begin RECORDS FOR THE TASK
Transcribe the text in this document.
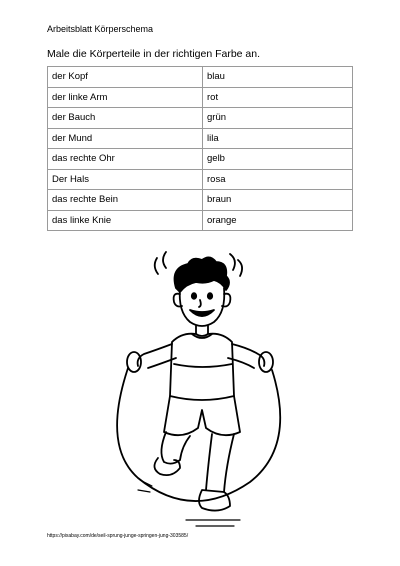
Arbeitsblatt Körperschema
Male die Körperteile in der richtigen Farbe an.
der Kopf	blau
der linke Arm	rot
der Bauch	grün
der Mund	lila
das rechte Ohr	gelb
Der Hals	rosa
das rechte Bein	braun
das linke Knie	orange
https://pixabay.com/de/seil-sprung-junge-springen-jung-303585/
end RECORDS FOR THE TASK
■ WRITTEN INSTRUCTION ■
Repeat all of the entries word for word, but omit the pictures.

■ WRITTEN REPLY ■
Transcribe the text in this document.
Arbeitsblatt Körperschema
Male die Körperteile in der richtigen Farbe an.
der Kopf	blau
der linke Arm	rot
der Bauch	grün
der Mund	lila
das rechte Ohr	gelb
Der Hals	rosa
das rechte Bein	braun
das linke Knie	orange
https://pixabay.com/de/seil-sprung-junge-springen-jung-303585/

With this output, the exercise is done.